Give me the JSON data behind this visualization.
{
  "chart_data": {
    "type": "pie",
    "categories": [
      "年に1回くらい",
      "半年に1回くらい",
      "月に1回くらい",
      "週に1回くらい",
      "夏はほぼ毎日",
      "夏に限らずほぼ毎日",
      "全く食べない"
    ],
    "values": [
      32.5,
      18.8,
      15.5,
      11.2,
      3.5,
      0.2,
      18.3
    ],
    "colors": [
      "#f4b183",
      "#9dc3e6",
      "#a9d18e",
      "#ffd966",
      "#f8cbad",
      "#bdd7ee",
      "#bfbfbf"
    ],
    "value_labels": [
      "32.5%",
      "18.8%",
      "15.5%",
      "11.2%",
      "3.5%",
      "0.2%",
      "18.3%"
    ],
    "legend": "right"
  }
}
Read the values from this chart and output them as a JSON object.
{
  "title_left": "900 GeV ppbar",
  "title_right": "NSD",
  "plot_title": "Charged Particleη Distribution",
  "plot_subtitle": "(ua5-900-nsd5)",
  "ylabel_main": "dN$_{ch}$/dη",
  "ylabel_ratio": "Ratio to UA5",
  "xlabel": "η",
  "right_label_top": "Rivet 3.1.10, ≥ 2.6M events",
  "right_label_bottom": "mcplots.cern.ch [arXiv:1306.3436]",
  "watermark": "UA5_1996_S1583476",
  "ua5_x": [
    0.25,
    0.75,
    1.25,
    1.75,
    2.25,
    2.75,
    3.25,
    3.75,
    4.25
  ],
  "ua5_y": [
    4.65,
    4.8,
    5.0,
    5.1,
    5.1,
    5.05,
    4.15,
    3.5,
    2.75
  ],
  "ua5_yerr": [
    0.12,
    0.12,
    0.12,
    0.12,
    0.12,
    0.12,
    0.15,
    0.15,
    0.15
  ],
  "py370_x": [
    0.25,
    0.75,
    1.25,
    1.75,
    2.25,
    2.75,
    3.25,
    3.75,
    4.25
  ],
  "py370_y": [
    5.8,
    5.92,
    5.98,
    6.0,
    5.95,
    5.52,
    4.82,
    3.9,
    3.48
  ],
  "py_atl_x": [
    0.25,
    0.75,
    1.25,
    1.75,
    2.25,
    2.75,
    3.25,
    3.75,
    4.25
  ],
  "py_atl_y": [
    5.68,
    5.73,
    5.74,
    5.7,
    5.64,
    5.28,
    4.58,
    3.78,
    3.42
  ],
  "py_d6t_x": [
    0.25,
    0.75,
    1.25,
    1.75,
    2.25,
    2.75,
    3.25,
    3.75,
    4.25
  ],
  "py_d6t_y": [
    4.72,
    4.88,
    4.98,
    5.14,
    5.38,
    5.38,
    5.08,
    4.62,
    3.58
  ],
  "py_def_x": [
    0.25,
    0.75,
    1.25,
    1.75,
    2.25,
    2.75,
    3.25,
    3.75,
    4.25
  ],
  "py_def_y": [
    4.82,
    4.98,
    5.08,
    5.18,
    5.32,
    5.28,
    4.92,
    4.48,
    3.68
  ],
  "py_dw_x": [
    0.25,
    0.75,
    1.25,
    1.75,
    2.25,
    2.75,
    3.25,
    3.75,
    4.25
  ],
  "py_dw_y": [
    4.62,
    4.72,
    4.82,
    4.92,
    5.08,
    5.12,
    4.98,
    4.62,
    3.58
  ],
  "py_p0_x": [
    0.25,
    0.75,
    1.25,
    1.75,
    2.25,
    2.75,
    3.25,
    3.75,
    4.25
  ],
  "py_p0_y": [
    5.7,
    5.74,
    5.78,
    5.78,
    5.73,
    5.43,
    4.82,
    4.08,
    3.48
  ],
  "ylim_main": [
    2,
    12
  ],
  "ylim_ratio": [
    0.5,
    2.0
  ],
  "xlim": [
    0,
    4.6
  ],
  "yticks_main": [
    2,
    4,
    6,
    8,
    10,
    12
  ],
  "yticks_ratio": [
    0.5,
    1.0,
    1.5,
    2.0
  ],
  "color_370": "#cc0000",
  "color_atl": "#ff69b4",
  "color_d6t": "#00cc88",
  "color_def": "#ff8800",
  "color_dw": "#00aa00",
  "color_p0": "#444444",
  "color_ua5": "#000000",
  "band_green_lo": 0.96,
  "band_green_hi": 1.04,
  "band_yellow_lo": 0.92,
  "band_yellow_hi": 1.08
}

--- WHAT YOU HAVE TO DO ---
List each line holding the string "values".

--- COMPLETED TASK ---
    "values": [
Read the values from this chart and output them as a JSON object.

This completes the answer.